[The task] List each line in which the string "FFFFFF" appears.

[Excerpted records]
— BEGIN —

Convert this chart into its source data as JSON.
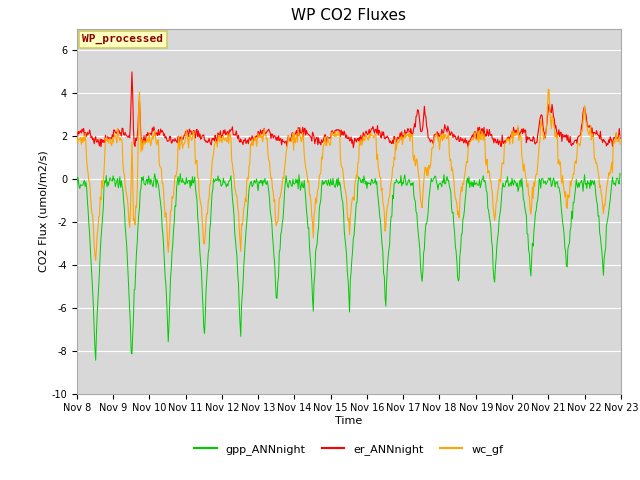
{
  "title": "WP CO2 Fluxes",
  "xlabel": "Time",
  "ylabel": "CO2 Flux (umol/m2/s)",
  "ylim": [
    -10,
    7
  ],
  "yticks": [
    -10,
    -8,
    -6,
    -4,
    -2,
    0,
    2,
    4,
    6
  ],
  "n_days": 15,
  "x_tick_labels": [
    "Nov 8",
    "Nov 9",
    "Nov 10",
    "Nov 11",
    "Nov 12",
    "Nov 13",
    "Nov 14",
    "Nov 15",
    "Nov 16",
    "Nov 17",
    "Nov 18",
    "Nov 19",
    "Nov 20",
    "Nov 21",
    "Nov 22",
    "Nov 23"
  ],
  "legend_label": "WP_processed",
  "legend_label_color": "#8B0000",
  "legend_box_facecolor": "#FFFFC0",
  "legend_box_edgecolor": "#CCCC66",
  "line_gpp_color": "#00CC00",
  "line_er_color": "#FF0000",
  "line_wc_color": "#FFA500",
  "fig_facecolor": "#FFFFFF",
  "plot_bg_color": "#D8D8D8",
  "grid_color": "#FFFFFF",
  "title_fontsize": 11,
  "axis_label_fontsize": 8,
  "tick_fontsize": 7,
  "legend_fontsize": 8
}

— END —

[Answer in full]
  "fig_facecolor": "#FFFFFF",
  "grid_color": "#FFFFFF",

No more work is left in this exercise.